:: TASK STATEMENT ::
Look through the data below and count each line where the word "change" appears. Reply with the count alone.
****
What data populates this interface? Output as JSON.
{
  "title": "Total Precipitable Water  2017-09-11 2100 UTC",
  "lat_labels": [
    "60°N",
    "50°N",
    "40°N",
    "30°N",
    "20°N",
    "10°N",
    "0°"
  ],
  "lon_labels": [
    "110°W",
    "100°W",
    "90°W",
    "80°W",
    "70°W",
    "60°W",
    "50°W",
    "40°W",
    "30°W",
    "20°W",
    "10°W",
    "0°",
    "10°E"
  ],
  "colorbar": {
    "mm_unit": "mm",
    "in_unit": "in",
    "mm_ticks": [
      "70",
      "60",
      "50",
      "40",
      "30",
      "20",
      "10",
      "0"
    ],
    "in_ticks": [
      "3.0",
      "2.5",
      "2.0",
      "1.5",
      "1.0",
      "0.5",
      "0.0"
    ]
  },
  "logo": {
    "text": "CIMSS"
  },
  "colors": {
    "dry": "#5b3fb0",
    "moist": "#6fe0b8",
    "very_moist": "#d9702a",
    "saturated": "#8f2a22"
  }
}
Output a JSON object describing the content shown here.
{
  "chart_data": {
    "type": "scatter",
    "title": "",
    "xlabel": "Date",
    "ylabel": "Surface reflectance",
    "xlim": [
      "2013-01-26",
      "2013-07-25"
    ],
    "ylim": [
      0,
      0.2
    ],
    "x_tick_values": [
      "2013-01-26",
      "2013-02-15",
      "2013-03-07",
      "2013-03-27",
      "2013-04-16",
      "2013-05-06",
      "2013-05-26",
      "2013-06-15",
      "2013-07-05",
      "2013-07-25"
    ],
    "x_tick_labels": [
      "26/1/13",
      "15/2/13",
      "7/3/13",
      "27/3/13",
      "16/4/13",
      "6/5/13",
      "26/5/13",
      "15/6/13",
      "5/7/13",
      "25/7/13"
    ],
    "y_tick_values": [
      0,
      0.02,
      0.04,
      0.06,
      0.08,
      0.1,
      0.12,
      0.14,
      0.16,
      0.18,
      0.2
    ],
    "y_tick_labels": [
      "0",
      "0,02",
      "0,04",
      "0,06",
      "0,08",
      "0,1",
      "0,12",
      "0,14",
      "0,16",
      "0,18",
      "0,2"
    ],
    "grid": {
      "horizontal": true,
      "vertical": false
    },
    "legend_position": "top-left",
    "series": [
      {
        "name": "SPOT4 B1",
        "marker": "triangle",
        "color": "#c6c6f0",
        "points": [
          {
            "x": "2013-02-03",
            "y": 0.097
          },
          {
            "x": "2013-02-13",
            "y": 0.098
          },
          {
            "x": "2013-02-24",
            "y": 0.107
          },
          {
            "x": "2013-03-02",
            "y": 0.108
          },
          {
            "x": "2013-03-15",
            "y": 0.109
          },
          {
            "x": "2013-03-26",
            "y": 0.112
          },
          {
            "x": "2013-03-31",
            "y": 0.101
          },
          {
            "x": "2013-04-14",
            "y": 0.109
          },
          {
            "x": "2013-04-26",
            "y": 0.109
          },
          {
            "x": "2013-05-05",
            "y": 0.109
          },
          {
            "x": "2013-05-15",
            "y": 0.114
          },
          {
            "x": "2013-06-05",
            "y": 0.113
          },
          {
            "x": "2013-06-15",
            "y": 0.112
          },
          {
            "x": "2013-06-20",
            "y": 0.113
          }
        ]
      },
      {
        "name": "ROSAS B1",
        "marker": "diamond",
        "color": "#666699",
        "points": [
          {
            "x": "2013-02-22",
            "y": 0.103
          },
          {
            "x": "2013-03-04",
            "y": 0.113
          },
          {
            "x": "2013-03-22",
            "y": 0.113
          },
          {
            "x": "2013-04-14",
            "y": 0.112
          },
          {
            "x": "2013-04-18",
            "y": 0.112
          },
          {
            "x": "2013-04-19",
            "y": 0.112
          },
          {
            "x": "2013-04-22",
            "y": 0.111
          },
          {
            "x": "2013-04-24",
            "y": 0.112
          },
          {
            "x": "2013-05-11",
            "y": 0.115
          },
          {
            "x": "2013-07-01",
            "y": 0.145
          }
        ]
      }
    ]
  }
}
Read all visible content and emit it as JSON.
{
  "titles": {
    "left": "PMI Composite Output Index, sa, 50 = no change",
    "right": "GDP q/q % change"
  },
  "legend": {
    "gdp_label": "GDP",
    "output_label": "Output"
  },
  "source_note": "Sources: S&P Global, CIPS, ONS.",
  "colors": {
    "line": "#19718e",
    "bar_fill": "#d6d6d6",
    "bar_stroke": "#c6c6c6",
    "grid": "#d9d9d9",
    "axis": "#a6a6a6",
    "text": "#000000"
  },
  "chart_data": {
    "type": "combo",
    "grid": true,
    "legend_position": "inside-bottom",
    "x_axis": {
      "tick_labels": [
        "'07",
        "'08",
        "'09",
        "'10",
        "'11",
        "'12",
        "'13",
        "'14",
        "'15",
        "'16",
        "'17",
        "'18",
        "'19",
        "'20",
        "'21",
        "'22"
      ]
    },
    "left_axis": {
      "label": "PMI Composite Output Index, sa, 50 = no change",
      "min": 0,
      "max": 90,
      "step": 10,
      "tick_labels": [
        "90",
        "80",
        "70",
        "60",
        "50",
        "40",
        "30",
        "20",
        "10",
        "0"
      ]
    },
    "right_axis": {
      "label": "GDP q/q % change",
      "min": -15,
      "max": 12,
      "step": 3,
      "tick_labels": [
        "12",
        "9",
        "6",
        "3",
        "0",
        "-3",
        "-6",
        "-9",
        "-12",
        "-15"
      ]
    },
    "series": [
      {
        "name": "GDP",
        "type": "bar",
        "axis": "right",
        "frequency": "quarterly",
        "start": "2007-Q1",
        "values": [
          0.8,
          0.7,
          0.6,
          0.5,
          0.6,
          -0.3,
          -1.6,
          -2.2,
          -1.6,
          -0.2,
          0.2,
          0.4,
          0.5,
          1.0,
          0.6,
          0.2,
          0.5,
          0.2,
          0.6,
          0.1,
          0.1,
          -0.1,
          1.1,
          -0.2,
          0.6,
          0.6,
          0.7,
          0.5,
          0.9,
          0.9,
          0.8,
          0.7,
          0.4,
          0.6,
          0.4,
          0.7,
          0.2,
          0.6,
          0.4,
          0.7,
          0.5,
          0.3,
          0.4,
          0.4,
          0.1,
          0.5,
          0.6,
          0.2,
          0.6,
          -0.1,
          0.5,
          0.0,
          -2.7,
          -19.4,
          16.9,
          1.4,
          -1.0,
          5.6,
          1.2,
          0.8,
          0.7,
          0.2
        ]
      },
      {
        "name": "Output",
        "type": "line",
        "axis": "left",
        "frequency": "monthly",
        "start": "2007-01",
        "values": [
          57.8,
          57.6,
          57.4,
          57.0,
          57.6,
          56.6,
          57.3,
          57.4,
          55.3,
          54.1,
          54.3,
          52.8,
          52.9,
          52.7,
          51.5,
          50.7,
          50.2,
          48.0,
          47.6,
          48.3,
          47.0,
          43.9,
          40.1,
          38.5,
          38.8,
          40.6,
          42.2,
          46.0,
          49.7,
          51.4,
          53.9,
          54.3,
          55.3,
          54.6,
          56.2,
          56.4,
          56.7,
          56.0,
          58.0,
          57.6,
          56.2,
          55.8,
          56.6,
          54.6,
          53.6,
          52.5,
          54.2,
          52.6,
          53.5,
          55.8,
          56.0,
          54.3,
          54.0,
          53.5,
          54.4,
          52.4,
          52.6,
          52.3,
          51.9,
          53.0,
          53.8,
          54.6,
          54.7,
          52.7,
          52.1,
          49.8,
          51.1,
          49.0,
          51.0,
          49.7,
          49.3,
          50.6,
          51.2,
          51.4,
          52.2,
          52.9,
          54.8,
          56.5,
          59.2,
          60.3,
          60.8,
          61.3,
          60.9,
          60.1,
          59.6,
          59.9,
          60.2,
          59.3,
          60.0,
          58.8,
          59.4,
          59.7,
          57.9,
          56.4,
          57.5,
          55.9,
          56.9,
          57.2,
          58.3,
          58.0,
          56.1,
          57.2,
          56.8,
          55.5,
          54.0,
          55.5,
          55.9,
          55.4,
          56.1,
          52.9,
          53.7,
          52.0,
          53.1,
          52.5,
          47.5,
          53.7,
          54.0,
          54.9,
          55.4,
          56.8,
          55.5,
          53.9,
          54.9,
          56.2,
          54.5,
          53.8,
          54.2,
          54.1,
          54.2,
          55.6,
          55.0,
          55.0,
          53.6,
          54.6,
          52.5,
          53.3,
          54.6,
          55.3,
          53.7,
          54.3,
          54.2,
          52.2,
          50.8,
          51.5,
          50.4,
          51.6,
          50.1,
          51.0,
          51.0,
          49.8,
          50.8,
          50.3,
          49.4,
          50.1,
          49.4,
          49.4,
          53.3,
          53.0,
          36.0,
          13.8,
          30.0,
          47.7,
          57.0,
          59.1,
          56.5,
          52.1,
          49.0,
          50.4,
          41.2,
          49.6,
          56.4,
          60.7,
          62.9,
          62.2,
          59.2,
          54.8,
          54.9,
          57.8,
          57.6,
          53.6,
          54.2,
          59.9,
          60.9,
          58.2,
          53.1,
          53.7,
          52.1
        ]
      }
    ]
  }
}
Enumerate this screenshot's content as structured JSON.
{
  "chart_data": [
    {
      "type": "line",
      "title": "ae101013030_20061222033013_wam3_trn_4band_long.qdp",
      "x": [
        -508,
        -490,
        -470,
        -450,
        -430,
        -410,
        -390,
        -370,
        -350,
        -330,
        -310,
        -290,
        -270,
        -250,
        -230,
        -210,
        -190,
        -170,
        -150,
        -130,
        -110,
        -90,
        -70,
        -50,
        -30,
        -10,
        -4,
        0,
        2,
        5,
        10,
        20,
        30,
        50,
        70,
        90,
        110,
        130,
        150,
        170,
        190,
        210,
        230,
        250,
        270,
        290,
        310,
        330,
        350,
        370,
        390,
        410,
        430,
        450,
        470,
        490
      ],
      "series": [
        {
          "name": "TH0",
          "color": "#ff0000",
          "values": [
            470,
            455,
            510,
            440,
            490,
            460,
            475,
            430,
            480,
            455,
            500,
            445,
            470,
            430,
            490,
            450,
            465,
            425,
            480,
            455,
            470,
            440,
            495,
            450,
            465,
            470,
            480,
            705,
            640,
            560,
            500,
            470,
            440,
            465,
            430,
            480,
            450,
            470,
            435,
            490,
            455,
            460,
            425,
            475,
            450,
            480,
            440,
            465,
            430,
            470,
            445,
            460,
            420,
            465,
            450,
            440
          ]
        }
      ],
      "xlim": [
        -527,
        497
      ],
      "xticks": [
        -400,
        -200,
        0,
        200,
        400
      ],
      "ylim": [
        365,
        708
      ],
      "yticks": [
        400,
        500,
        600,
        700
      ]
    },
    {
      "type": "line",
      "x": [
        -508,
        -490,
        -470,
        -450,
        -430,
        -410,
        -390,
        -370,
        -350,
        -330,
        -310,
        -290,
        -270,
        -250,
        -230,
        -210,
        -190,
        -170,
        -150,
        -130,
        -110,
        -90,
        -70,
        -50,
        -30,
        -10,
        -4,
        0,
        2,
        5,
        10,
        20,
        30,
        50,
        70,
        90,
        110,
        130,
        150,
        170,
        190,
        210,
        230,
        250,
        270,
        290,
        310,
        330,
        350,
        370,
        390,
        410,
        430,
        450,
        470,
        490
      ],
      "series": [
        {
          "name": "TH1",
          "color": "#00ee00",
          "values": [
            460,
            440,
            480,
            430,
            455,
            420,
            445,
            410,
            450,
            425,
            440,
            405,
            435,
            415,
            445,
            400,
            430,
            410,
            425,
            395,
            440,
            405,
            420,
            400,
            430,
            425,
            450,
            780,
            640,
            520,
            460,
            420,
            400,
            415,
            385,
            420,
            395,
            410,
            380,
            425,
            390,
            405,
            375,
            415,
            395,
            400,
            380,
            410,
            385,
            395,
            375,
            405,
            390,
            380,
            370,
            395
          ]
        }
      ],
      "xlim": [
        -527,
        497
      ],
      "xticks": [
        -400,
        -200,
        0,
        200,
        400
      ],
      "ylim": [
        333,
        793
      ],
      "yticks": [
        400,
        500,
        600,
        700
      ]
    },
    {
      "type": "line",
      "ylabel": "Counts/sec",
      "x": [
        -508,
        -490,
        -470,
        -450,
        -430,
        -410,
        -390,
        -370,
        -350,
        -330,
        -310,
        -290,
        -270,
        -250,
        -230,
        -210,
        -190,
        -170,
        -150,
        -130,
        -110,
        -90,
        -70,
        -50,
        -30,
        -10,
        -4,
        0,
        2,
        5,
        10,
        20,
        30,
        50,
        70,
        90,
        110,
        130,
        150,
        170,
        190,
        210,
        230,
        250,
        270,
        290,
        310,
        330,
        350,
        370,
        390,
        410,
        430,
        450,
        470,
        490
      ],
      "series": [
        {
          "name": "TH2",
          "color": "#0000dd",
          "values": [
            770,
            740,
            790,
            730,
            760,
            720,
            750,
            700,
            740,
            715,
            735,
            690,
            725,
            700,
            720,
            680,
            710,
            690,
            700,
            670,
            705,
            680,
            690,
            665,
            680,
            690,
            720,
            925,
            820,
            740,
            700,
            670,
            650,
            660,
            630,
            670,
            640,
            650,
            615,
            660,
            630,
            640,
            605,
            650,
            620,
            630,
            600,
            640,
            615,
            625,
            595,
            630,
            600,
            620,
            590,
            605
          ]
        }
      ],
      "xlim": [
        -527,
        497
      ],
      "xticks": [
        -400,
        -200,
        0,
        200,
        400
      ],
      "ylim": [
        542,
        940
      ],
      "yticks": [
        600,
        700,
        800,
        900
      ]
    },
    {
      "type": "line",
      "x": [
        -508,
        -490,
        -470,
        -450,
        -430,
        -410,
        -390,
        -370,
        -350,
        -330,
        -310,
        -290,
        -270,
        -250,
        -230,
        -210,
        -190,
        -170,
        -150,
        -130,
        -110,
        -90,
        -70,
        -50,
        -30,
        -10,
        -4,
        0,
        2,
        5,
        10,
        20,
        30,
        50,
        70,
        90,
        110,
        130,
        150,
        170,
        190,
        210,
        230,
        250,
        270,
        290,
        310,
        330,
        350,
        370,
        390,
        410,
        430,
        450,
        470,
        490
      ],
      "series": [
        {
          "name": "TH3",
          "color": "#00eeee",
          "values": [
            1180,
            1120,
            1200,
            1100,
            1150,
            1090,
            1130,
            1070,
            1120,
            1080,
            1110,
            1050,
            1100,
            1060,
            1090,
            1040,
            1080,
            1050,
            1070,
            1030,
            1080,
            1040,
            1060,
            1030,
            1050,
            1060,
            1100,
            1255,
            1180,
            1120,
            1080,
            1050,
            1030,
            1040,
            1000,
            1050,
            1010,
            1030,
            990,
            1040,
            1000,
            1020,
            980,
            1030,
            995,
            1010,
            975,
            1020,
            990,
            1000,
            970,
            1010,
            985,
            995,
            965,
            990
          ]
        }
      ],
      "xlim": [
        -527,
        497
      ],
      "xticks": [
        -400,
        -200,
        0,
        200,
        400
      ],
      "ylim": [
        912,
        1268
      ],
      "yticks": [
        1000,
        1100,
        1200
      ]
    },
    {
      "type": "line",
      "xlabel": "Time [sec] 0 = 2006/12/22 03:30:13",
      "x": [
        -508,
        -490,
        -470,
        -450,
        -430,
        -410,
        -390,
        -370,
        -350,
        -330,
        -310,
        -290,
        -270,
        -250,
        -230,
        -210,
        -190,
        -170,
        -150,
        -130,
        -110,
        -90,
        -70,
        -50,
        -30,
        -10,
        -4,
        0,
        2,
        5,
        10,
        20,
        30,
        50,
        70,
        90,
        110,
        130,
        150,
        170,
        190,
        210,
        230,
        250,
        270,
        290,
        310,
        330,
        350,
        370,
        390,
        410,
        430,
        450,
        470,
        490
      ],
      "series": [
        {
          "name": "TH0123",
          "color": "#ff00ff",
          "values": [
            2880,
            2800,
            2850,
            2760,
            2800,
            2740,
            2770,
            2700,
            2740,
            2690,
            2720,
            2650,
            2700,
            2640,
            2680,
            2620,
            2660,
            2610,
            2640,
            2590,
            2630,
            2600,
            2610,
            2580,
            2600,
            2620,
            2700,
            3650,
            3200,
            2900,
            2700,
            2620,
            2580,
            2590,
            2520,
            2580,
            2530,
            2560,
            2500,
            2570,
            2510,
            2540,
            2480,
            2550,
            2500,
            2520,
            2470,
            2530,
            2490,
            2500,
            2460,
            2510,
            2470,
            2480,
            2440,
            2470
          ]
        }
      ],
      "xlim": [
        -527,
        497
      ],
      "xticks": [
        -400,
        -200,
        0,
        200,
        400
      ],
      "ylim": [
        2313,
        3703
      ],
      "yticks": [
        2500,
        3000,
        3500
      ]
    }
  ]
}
****
:: ANSWER ::
4